* **Written exercise**: Going through the material below, please gather all lines with the word "this" in them.

Source data
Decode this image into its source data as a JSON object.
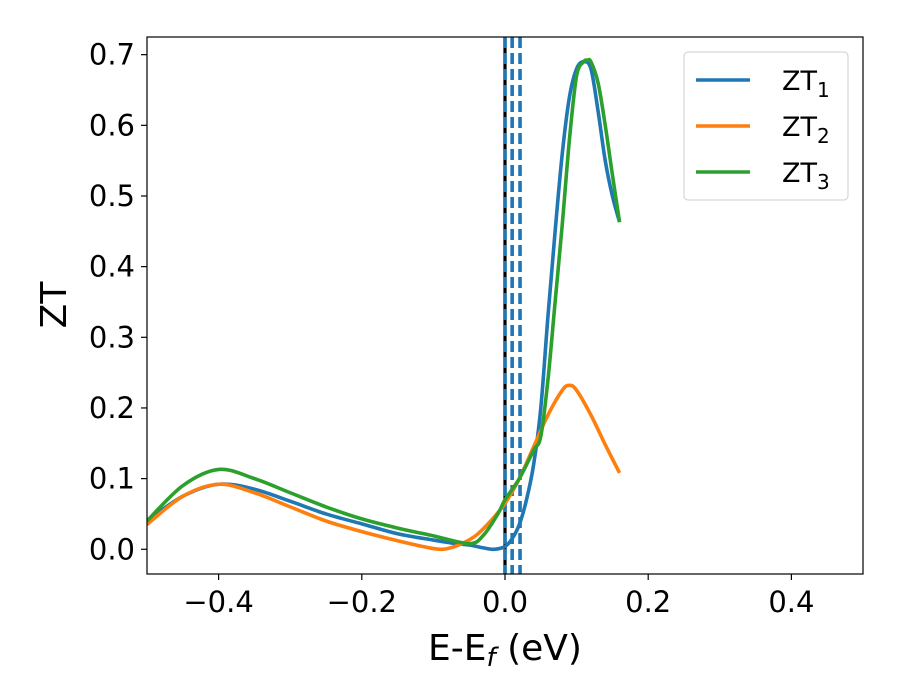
{
  "chart_data": {
    "type": "line",
    "xlabel": "E-E",
    "xlabel_sub": "f",
    "xlabel_unit": " (eV)",
    "ylabel": "ZT",
    "xlim": [
      -0.5,
      0.5
    ],
    "ylim": [
      -0.035,
      0.725
    ],
    "xticks": [
      -0.4,
      -0.2,
      0.0,
      0.2,
      0.4
    ],
    "xtick_labels": [
      "−0.4",
      "−0.2",
      "0.0",
      "0.2",
      "0.4"
    ],
    "yticks": [
      0.0,
      0.1,
      0.2,
      0.3,
      0.4,
      0.5,
      0.6,
      0.7
    ],
    "ytick_labels": [
      "0.0",
      "0.1",
      "0.2",
      "0.3",
      "0.4",
      "0.5",
      "0.6",
      "0.7"
    ],
    "grid": false,
    "legend_position": "top-right",
    "vlines": [
      {
        "x": 0.0,
        "style": "solid",
        "color": "#000000"
      },
      {
        "x": 0.0,
        "style": "dashed",
        "color": "#1f77b4"
      },
      {
        "x": 0.01,
        "style": "dashed",
        "color": "#1f77b4"
      },
      {
        "x": 0.021,
        "style": "dashed",
        "color": "#1f77b4"
      }
    ],
    "series": [
      {
        "name": "ZT",
        "sub": "1",
        "color": "#1f77b4",
        "x": [
          -0.5,
          -0.45,
          -0.4,
          -0.35,
          -0.3,
          -0.25,
          -0.2,
          -0.15,
          -0.1,
          -0.075,
          -0.05,
          -0.03,
          -0.015,
          0.0,
          0.01,
          0.02,
          0.03,
          0.04,
          0.05,
          0.06,
          0.07,
          0.08,
          0.09,
          0.1,
          0.11,
          0.12,
          0.13,
          0.14,
          0.15,
          0.16
        ],
        "y": [
          0.04,
          0.075,
          0.092,
          0.085,
          0.068,
          0.05,
          0.036,
          0.022,
          0.013,
          0.009,
          0.006,
          0.002,
          0.0,
          0.004,
          0.015,
          0.035,
          0.07,
          0.12,
          0.2,
          0.33,
          0.45,
          0.56,
          0.64,
          0.68,
          0.69,
          0.68,
          0.62,
          0.55,
          0.5,
          0.463
        ]
      },
      {
        "name": "ZT",
        "sub": "2",
        "color": "#ff7f0e",
        "x": [
          -0.5,
          -0.45,
          -0.4,
          -0.35,
          -0.3,
          -0.25,
          -0.2,
          -0.15,
          -0.12,
          -0.1,
          -0.09,
          -0.08,
          -0.06,
          -0.04,
          -0.02,
          0.0,
          0.02,
          0.04,
          0.06,
          0.08,
          0.09,
          0.1,
          0.12,
          0.14,
          0.16
        ],
        "y": [
          0.035,
          0.075,
          0.092,
          0.08,
          0.06,
          0.04,
          0.025,
          0.012,
          0.005,
          0.001,
          0.0,
          0.001,
          0.008,
          0.02,
          0.04,
          0.065,
          0.1,
          0.145,
          0.19,
          0.225,
          0.232,
          0.225,
          0.19,
          0.148,
          0.108
        ]
      },
      {
        "name": "ZT",
        "sub": "3",
        "color": "#2ca02c",
        "x": [
          -0.5,
          -0.45,
          -0.4,
          -0.35,
          -0.3,
          -0.25,
          -0.2,
          -0.15,
          -0.1,
          -0.05,
          -0.03,
          -0.01,
          0.0,
          0.02,
          0.04,
          0.05,
          0.06,
          0.07,
          0.08,
          0.09,
          0.1,
          0.11,
          0.115,
          0.12,
          0.13,
          0.14,
          0.15,
          0.16
        ],
        "y": [
          0.04,
          0.09,
          0.113,
          0.1,
          0.08,
          0.06,
          0.043,
          0.03,
          0.019,
          0.008,
          0.02,
          0.05,
          0.07,
          0.1,
          0.14,
          0.16,
          0.24,
          0.35,
          0.46,
          0.58,
          0.67,
          0.69,
          0.692,
          0.69,
          0.66,
          0.6,
          0.53,
          0.463
        ]
      }
    ]
  }
}
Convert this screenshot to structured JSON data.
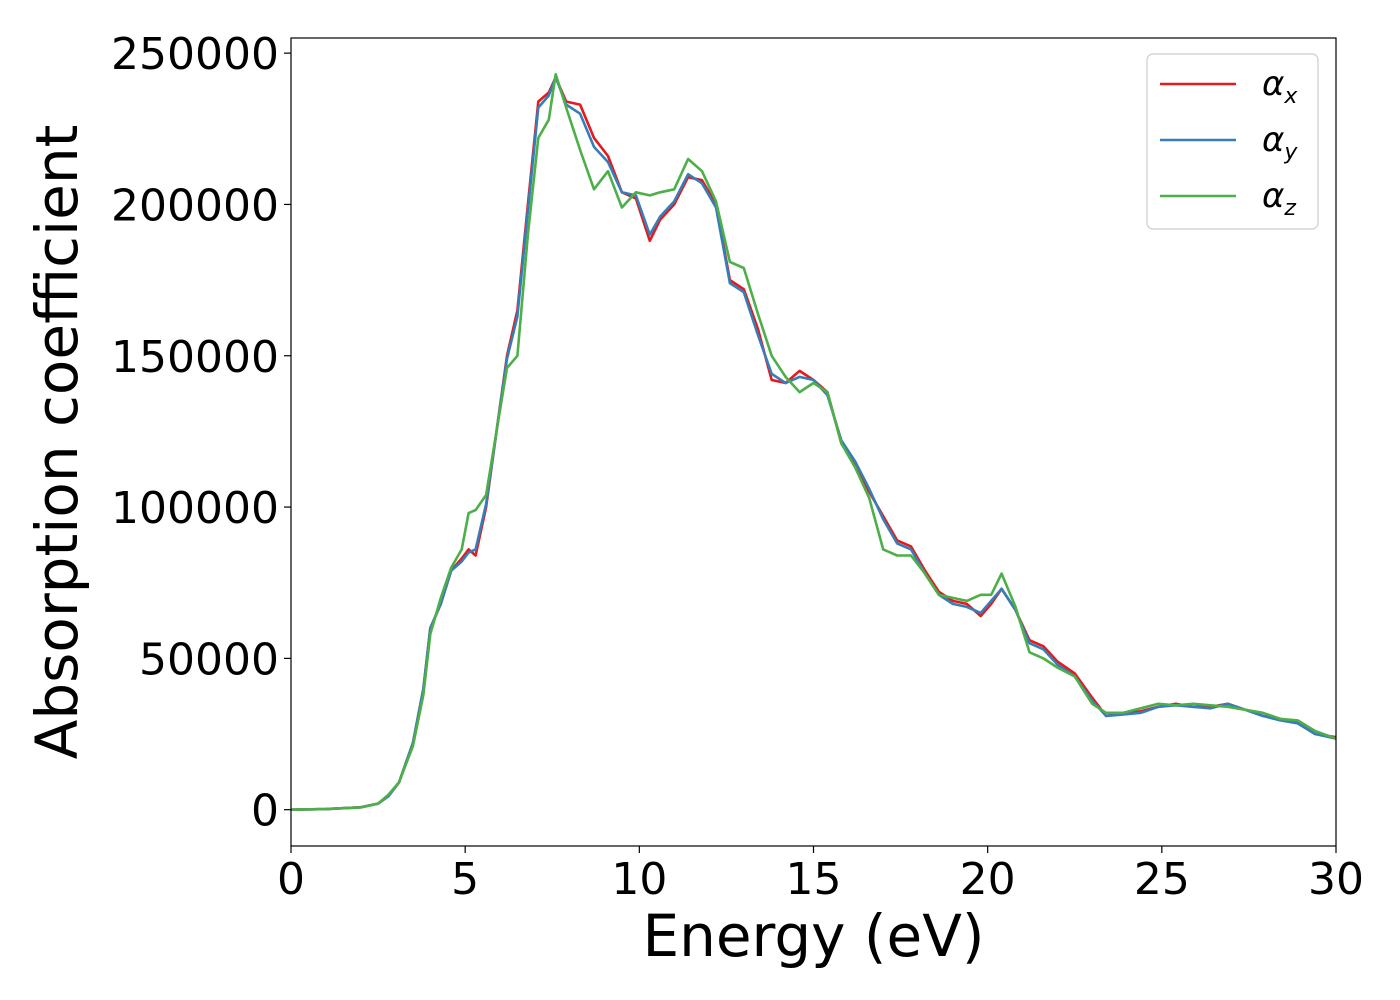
{
  "chart_data": {
    "type": "line",
    "xlabel": "Energy (eV)",
    "ylabel": "Absorption coefficient",
    "xlim": [
      0,
      30
    ],
    "ylim": [
      -12000,
      255000
    ],
    "xticks": [
      0,
      5,
      10,
      15,
      20,
      25,
      30
    ],
    "yticks": [
      0,
      50000,
      100000,
      150000,
      200000,
      250000
    ],
    "grid": false,
    "legend_position": "top-right",
    "series": [
      {
        "name": "α",
        "sub": "x",
        "color": "#e41a1c",
        "x": [
          0,
          1,
          2,
          2.5,
          2.8,
          3.1,
          3.5,
          3.8,
          4.0,
          4.3,
          4.6,
          4.9,
          5.1,
          5.3,
          5.6,
          5.9,
          6.2,
          6.5,
          6.8,
          7.1,
          7.4,
          7.6,
          7.9,
          8.3,
          8.7,
          9.1,
          9.5,
          9.9,
          10.3,
          10.6,
          11.0,
          11.4,
          11.8,
          12.2,
          12.6,
          13.0,
          13.4,
          13.8,
          14.2,
          14.6,
          15.0,
          15.4,
          15.8,
          16.2,
          16.6,
          17.0,
          17.4,
          17.8,
          18.2,
          18.6,
          19.0,
          19.4,
          19.8,
          20.1,
          20.4,
          20.8,
          21.2,
          21.6,
          22.0,
          22.5,
          23.0,
          23.4,
          23.9,
          24.4,
          24.9,
          25.4,
          25.9,
          26.4,
          26.9,
          27.4,
          27.9,
          28.4,
          28.9,
          29.4,
          30.0
        ],
        "y": [
          0,
          200,
          800,
          2000,
          4500,
          9000,
          22000,
          40000,
          60000,
          68000,
          79000,
          83000,
          86000,
          84000,
          100000,
          125000,
          150000,
          165000,
          200000,
          234000,
          237000,
          242000,
          234000,
          233000,
          222000,
          216000,
          204000,
          202000,
          188000,
          195000,
          200000,
          209000,
          208000,
          200000,
          175000,
          172000,
          159000,
          142000,
          141000,
          145000,
          142000,
          138000,
          121000,
          114000,
          105000,
          97000,
          89000,
          87000,
          79000,
          72000,
          69000,
          68000,
          64000,
          68000,
          73000,
          66000,
          56000,
          54000,
          49000,
          45000,
          37000,
          31000,
          32000,
          32500,
          34000,
          35000,
          34000,
          34000,
          35000,
          33000,
          31000,
          30000,
          29000,
          25000,
          24000
        ]
      },
      {
        "name": "α",
        "sub": "y",
        "color": "#377eb8",
        "x": [
          0,
          1,
          2,
          2.5,
          2.8,
          3.1,
          3.5,
          3.8,
          4.0,
          4.3,
          4.6,
          4.9,
          5.1,
          5.3,
          5.6,
          5.9,
          6.2,
          6.5,
          6.8,
          7.1,
          7.4,
          7.6,
          7.9,
          8.3,
          8.7,
          9.1,
          9.5,
          9.9,
          10.3,
          10.6,
          11.0,
          11.4,
          11.8,
          12.2,
          12.6,
          13.0,
          13.4,
          13.8,
          14.2,
          14.6,
          15.0,
          15.4,
          15.8,
          16.2,
          16.6,
          17.0,
          17.4,
          17.8,
          18.2,
          18.6,
          19.0,
          19.4,
          19.8,
          20.1,
          20.4,
          20.8,
          21.2,
          21.6,
          22.0,
          22.5,
          23.0,
          23.4,
          23.9,
          24.4,
          24.9,
          25.4,
          25.9,
          26.4,
          26.9,
          27.4,
          27.9,
          28.4,
          28.9,
          29.4,
          30.0
        ],
        "y": [
          0,
          200,
          800,
          2000,
          4500,
          9000,
          22000,
          40000,
          60000,
          68000,
          79000,
          82000,
          85000,
          86000,
          101000,
          125000,
          149000,
          163000,
          198000,
          232000,
          236000,
          242000,
          233000,
          230000,
          219000,
          214000,
          204000,
          203000,
          190000,
          196000,
          201000,
          210000,
          207000,
          199000,
          174000,
          171000,
          157000,
          144000,
          141000,
          143000,
          142000,
          137000,
          122000,
          115000,
          106000,
          96000,
          88000,
          86000,
          78000,
          71000,
          68000,
          67000,
          65000,
          69000,
          73000,
          66000,
          55000,
          53000,
          48000,
          44000,
          36000,
          31000,
          31500,
          32000,
          34000,
          34500,
          34000,
          33500,
          35000,
          33000,
          31000,
          29500,
          28500,
          25000,
          23500
        ]
      },
      {
        "name": "α",
        "sub": "z",
        "color": "#4daf4a",
        "x": [
          0,
          1,
          2,
          2.5,
          2.8,
          3.1,
          3.5,
          3.8,
          4.0,
          4.3,
          4.6,
          4.9,
          5.1,
          5.3,
          5.6,
          5.9,
          6.2,
          6.5,
          6.8,
          7.1,
          7.4,
          7.6,
          7.9,
          8.3,
          8.7,
          9.1,
          9.5,
          9.9,
          10.3,
          10.6,
          11.0,
          11.4,
          11.8,
          12.2,
          12.6,
          13.0,
          13.4,
          13.8,
          14.2,
          14.6,
          15.0,
          15.4,
          15.8,
          16.2,
          16.6,
          17.0,
          17.4,
          17.8,
          18.2,
          18.6,
          19.0,
          19.4,
          19.8,
          20.1,
          20.4,
          20.8,
          21.2,
          21.6,
          22.0,
          22.5,
          23.0,
          23.4,
          23.9,
          24.4,
          24.9,
          25.4,
          25.9,
          26.4,
          26.9,
          27.4,
          27.9,
          28.4,
          28.9,
          29.4,
          30.0
        ],
        "y": [
          0,
          200,
          800,
          2000,
          5000,
          9000,
          21000,
          38000,
          58000,
          70000,
          80000,
          86000,
          98000,
          99000,
          104000,
          125000,
          146000,
          150000,
          190000,
          222000,
          228000,
          243000,
          232000,
          218000,
          205000,
          211000,
          199000,
          204000,
          203000,
          204000,
          205000,
          215000,
          211000,
          201000,
          181000,
          179000,
          164000,
          150000,
          143000,
          138000,
          141000,
          138000,
          121000,
          113000,
          103000,
          86000,
          84000,
          84000,
          78000,
          71000,
          70000,
          69000,
          71000,
          71000,
          78000,
          67000,
          52000,
          50000,
          47000,
          44000,
          35000,
          32000,
          32000,
          33500,
          35000,
          34500,
          35000,
          34500,
          34000,
          33000,
          32000,
          30000,
          29500,
          26000,
          23500
        ]
      }
    ]
  }
}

* **Written solution**:
Decode this image into its source data as a JSON object.
Convert this screenshot to structured JSON data.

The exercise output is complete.